◆ **Task description**: In your copy, leave out the pictures and repeat the entries below exactly.

-- BEGIN Exercise input --

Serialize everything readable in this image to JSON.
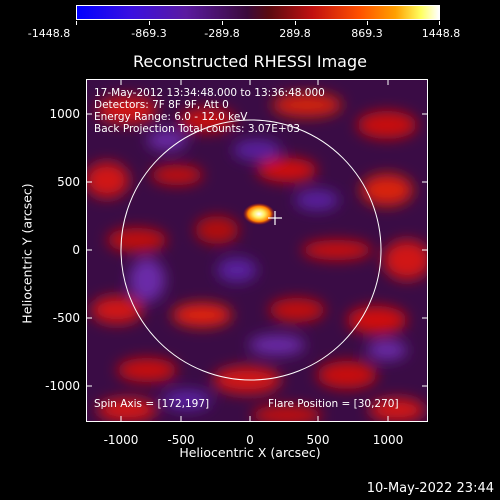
{
  "colorbar": {
    "ticks": [
      "-1448.8",
      "-869.3",
      "-289.8",
      "289.8",
      "869.3",
      "1448.8"
    ]
  },
  "title": "Reconstructed RHESSI Image",
  "info": {
    "line1": "17-May-2012 13:34:48.000 to 13:36:48.000",
    "line2": "Detectors: 7F 8F 9F, Att 0",
    "line3": "Energy Range: 6.0 - 12.0 keV",
    "line4": "Back Projection    Total counts: 3.07E+03"
  },
  "spin_axis": "Spin Axis = [172,197]",
  "flare_position": "Flare Position = [30,270]",
  "axes": {
    "xlabel": "Heliocentric X (arcsec)",
    "ylabel": "Heliocentric Y (arcsec)",
    "xticks": [
      "-1000",
      "-500",
      "0",
      "500",
      "1000"
    ],
    "yticks": [
      "1000",
      "500",
      "0",
      "-500",
      "-1000"
    ]
  },
  "footer_date": "10-May-2022 23:44"
}
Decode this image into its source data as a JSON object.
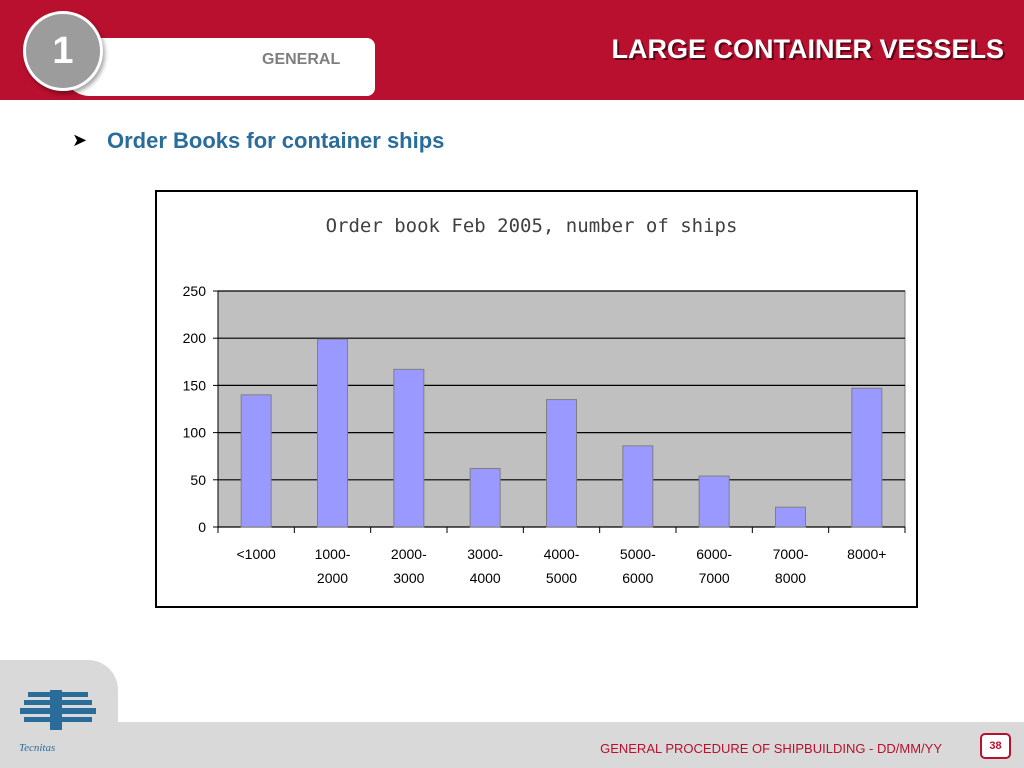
{
  "header": {
    "section_number": "1",
    "section_label": "GENERAL",
    "title": "LARGE CONTAINER VESSELS"
  },
  "content": {
    "bullet_icon": "arrow-bullet-icon",
    "subtitle": "Order Books for container ships"
  },
  "footer": {
    "logo_text": "Tecnitas",
    "text": "GENERAL PROCEDURE OF SHIPBUILDING  - DD/MM/YY",
    "page_number": "38"
  },
  "colors": {
    "header_red": "#b8102e",
    "bar_fill": "#9999ff",
    "plot_bg": "#c0c0c0",
    "subtitle_blue": "#2a6d9a"
  },
  "chart_data": {
    "type": "bar",
    "title": "Order book Feb 2005, number of ships",
    "categories": [
      "<1000",
      "1000-2000",
      "2000-3000",
      "3000-4000",
      "4000-5000",
      "5000-6000",
      "6000-7000",
      "7000-8000",
      "8000+"
    ],
    "category_lines": [
      [
        "<1000"
      ],
      [
        "1000-",
        "2000"
      ],
      [
        "2000-",
        "3000"
      ],
      [
        "3000-",
        "4000"
      ],
      [
        "4000-",
        "5000"
      ],
      [
        "5000-",
        "6000"
      ],
      [
        "6000-",
        "7000"
      ],
      [
        "7000-",
        "8000"
      ],
      [
        "8000+"
      ]
    ],
    "values": [
      140,
      199,
      167,
      62,
      135,
      86,
      54,
      21,
      147
    ],
    "yticks": [
      0,
      50,
      100,
      150,
      200,
      250
    ],
    "ylim": [
      0,
      250
    ],
    "xlabel": "",
    "ylabel": "",
    "grid": true,
    "legend": "none"
  }
}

-- END Exercise input --

◆ **Solution below**:
Serialize everything readable in this image to JSON.
{
  "colorbar": {
    "ticks": [
      "-1448.8",
      "-869.3",
      "-289.8",
      "289.8",
      "869.3",
      "1448.8"
    ]
  },
  "title": "Reconstructed RHESSI Image",
  "info": {
    "line1": "17-May-2012 13:34:48.000 to 13:36:48.000",
    "line2": "Detectors: 7F 8F 9F, Att 0",
    "line3": "Energy Range: 6.0 - 12.0 keV",
    "line4": "Back Projection    Total counts: 3.07E+03"
  },
  "spin_axis": "Spin Axis = [172,197]",
  "flare_position": "Flare Position = [30,270]",
  "axes": {
    "xlabel": "Heliocentric X (arcsec)",
    "ylabel": "Heliocentric Y (arcsec)",
    "xticks": [
      "-1000",
      "-500",
      "0",
      "500",
      "1000"
    ],
    "yticks": [
      "1000",
      "500",
      "0",
      "-500",
      "-1000"
    ]
  },
  "footer_date": "10-May-2022 23:44"
}
Decode this image into its source data as a JSON object.
{
  "header": {
    "section_number": "1",
    "section_label": "GENERAL",
    "title": "LARGE CONTAINER VESSELS"
  },
  "content": {
    "bullet_icon": "arrow-bullet-icon",
    "subtitle": "Order Books for container ships"
  },
  "footer": {
    "logo_text": "Tecnitas",
    "text": "GENERAL PROCEDURE OF SHIPBUILDING  - DD/MM/YY",
    "page_number": "38"
  },
  "colors": {
    "header_red": "#b8102e",
    "bar_fill": "#9999ff",
    "plot_bg": "#c0c0c0",
    "subtitle_blue": "#2a6d9a"
  },
  "chart_data": {
    "type": "bar",
    "title": "Order book Feb 2005, number of ships",
    "categories": [
      "<1000",
      "1000-2000",
      "2000-3000",
      "3000-4000",
      "4000-5000",
      "5000-6000",
      "6000-7000",
      "7000-8000",
      "8000+"
    ],
    "category_lines": [
      [
        "<1000"
      ],
      [
        "1000-",
        "2000"
      ],
      [
        "2000-",
        "3000"
      ],
      [
        "3000-",
        "4000"
      ],
      [
        "4000-",
        "5000"
      ],
      [
        "5000-",
        "6000"
      ],
      [
        "6000-",
        "7000"
      ],
      [
        "7000-",
        "8000"
      ],
      [
        "8000+"
      ]
    ],
    "values": [
      140,
      199,
      167,
      62,
      135,
      86,
      54,
      21,
      147
    ],
    "yticks": [
      0,
      50,
      100,
      150,
      200,
      250
    ],
    "ylim": [
      0,
      250
    ],
    "xlabel": "",
    "ylabel": "",
    "grid": true,
    "legend": "none"
  }
}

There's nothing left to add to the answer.